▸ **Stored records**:
--- Start ---
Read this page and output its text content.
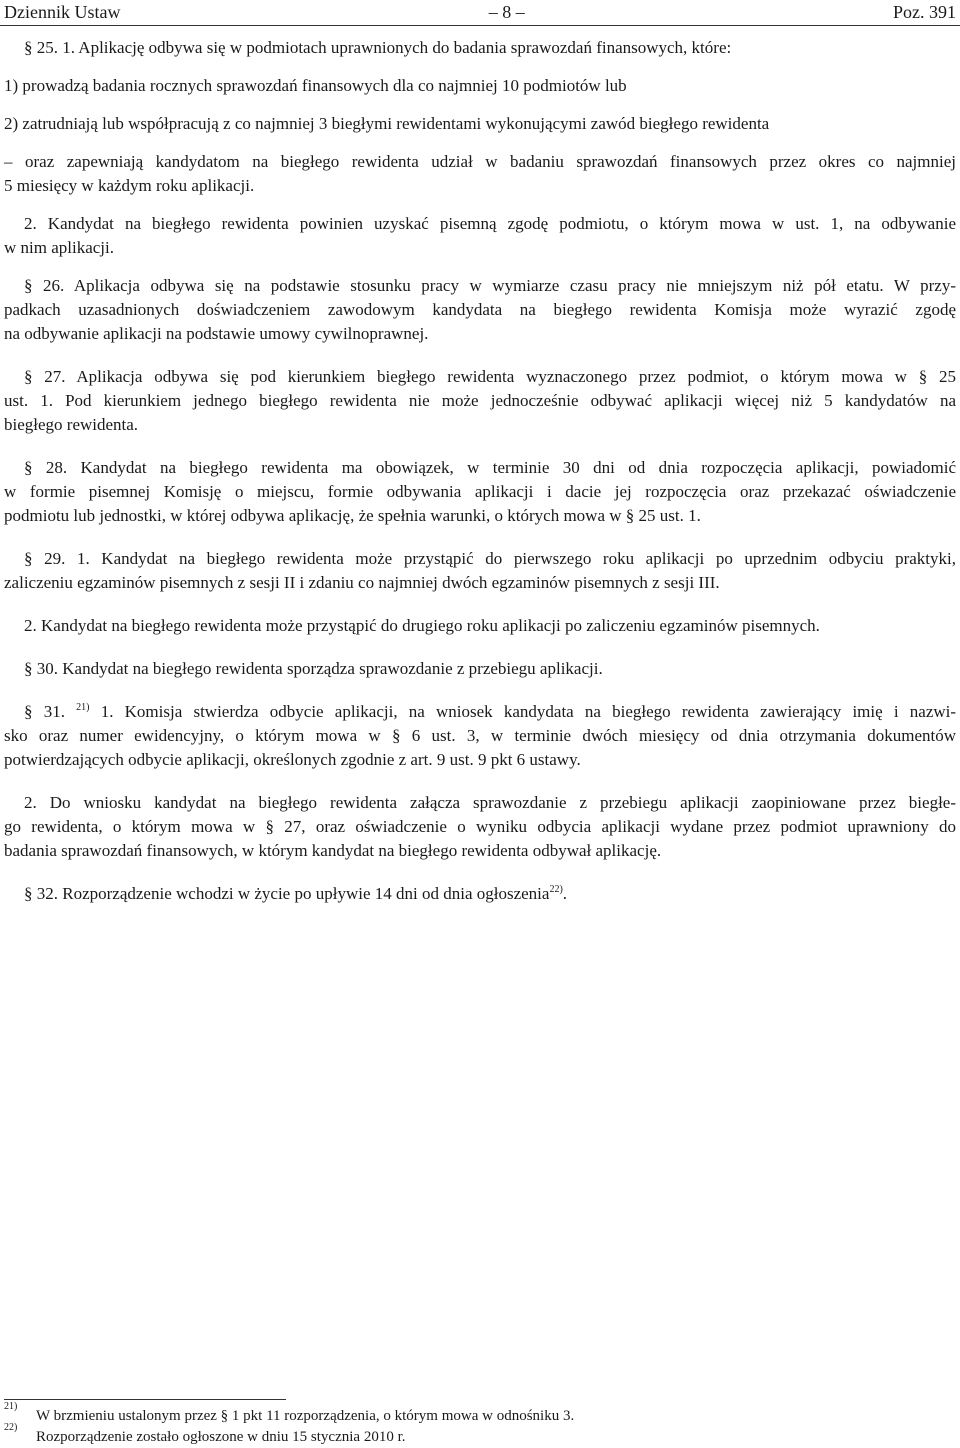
Dziennik Ustaw	– 8 –	Poz. 391
§ 25. 1. Aplikację odbywa się w podmiotach uprawnionych do badania sprawozdań finansowych, które:
1) prowadzą badania rocznych sprawozdań finansowych dla co najmniej 10 podmiotów lub
2) zatrudniają lub współpracują z co najmniej 3 biegłymi rewidentami wykonującymi zawód biegłego rewidenta
– oraz zapewniają kandydatom na biegłego rewidenta udział w badaniu sprawozdań finansowych przez okres co najmniej
5 miesięcy w każdym roku aplikacji.
2. Kandydat na biegłego rewidenta powinien uzyskać pisemną zgodę podmiotu, o którym mowa w ust. 1, na odbywanie
w nim aplikacji.
§ 26. Aplikacja odbywa się na podstawie stosunku pracy w wymiarze czasu pracy nie mniejszym niż pół etatu. W przy-
padkach uzasadnionych doświadczeniem zawodowym kandydata na biegłego rewidenta Komisja może wyrazić zgodę
na odbywanie aplikacji na podstawie umowy cywilnoprawnej.
§ 27. Aplikacja odbywa się pod kierunkiem biegłego rewidenta wyznaczonego przez podmiot, o którym mowa w § 25
ust. 1. Pod kierunkiem jednego biegłego rewidenta nie może jednocześnie odbywać aplikacji więcej niż 5 kandydatów na
biegłego rewidenta.
§ 28. Kandydat na biegłego rewidenta ma obowiązek, w terminie 30 dni od dnia rozpoczęcia aplikacji, powiadomić
w formie pisemnej Komisję o miejscu, formie odbywania aplikacji i dacie jej rozpoczęcia oraz przekazać oświadczenie
podmiotu lub jednostki, w której odbywa aplikację, że spełnia warunki, o których mowa w § 25 ust. 1.
§ 29. 1. Kandydat na biegłego rewidenta może przystąpić do pierwszego roku aplikacji po uprzednim odbyciu praktyki,
zaliczeniu egzaminów pisemnych z sesji II i zdaniu co najmniej dwóch egzaminów pisemnych z sesji III.
2. Kandydat na biegłego rewidenta może przystąpić do drugiego roku aplikacji po zaliczeniu egzaminów pisemnych.
§ 30. Kandydat na biegłego rewidenta sporządza sprawozdanie z przebiegu aplikacji.
§ 31. $^{21)}$ 1. Komisja stwierdza odbycie aplikacji, na wniosek kandydata na biegłego rewidenta zawierający imię i nazwi-
sko oraz numer ewidencyjny, o którym mowa w § 6 ust. 3, w terminie dwóch miesięcy od dnia otrzymania dokumentów
potwierdzających odbycie aplikacji, określonych zgodnie z art. 9 ust. 9 pkt 6 ustawy.
2. Do wniosku kandydat na biegłego rewidenta załącza sprawozdanie z przebiegu aplikacji zaopiniowane przez biegłe-
go rewidenta, o którym mowa w § 27, oraz oświadczenie o wyniku odbycia aplikacji wydane przez podmiot uprawniony do
badania sprawozdań finansowych, w którym kandydat na biegłego rewidenta odbywał aplikację.
§ 32. Rozporządzenie wchodzi w życie po upływie 14 dni od dnia ogłoszenia$^{22)}$.
21)
W brzmieniu ustalonym przez § 1 pkt 11 rozporządzenia, o którym mowa w odnośniku 3.
22)
Rozporządzenie zostało ogłoszone w dniu 15 stycznia 2010 r.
--- End ---
▸ **PROBLEM STATEMENT**: Exactly reproduce each record, leaving out any pictures.

▸ **IN RESPONSE**:
Read this page and output its text content.
Dziennik Ustaw	– 8 –	Poz. 391
§ 25. 1. Aplikację odbywa się w podmiotach uprawnionych do badania sprawozdań finansowych, które:
1) prowadzą badania rocznych sprawozdań finansowych dla co najmniej 10 podmiotów lub
2) zatrudniają lub współpracują z co najmniej 3 biegłymi rewidentami wykonującymi zawód biegłego rewidenta
– oraz zapewniają kandydatom na biegłego rewidenta udział w badaniu sprawozdań finansowych przez okres co najmniej
5 miesięcy w każdym roku aplikacji.
2. Kandydat na biegłego rewidenta powinien uzyskać pisemną zgodę podmiotu, o którym mowa w ust. 1, na odbywanie
w nim aplikacji.
§ 26. Aplikacja odbywa się na podstawie stosunku pracy w wymiarze czasu pracy nie mniejszym niż pół etatu. W przy-
padkach uzasadnionych doświadczeniem zawodowym kandydata na biegłego rewidenta Komisja może wyrazić zgodę
na odbywanie aplikacji na podstawie umowy cywilnoprawnej.
§ 27. Aplikacja odbywa się pod kierunkiem biegłego rewidenta wyznaczonego przez podmiot, o którym mowa w § 25
ust. 1. Pod kierunkiem jednego biegłego rewidenta nie może jednocześnie odbywać aplikacji więcej niż 5 kandydatów na
biegłego rewidenta.
§ 28. Kandydat na biegłego rewidenta ma obowiązek, w terminie 30 dni od dnia rozpoczęcia aplikacji, powiadomić
w formie pisemnej Komisję o miejscu, formie odbywania aplikacji i dacie jej rozpoczęcia oraz przekazać oświadczenie
podmiotu lub jednostki, w której odbywa aplikację, że spełnia warunki, o których mowa w § 25 ust. 1.
§ 29. 1. Kandydat na biegłego rewidenta może przystąpić do pierwszego roku aplikacji po uprzednim odbyciu praktyki,
zaliczeniu egzaminów pisemnych z sesji II i zdaniu co najmniej dwóch egzaminów pisemnych z sesji III.
2. Kandydat na biegłego rewidenta może przystąpić do drugiego roku aplikacji po zaliczeniu egzaminów pisemnych.
§ 30. Kandydat na biegłego rewidenta sporządza sprawozdanie z przebiegu aplikacji.
§ 31. $^{21)}$ 1. Komisja stwierdza odbycie aplikacji, na wniosek kandydata na biegłego rewidenta zawierający imię i nazwi-
sko oraz numer ewidencyjny, o którym mowa w § 6 ust. 3, w terminie dwóch miesięcy od dnia otrzymania dokumentów
potwierdzających odbycie aplikacji, określonych zgodnie z art. 9 ust. 9 pkt 6 ustawy.
2. Do wniosku kandydat na biegłego rewidenta załącza sprawozdanie z przebiegu aplikacji zaopiniowane przez biegłe-
go rewidenta, o którym mowa w § 27, oraz oświadczenie o wyniku odbycia aplikacji wydane przez podmiot uprawniony do
badania sprawozdań finansowych, w którym kandydat na biegłego rewidenta odbywał aplikację.
§ 32. Rozporządzenie wchodzi w życie po upływie 14 dni od dnia ogłoszenia$^{22)}$.
21)
W brzmieniu ustalonym przez § 1 pkt 11 rozporządzenia, o którym mowa w odnośniku 3.
22)
Rozporządzenie zostało ogłoszone w dniu 15 stycznia 2010 r.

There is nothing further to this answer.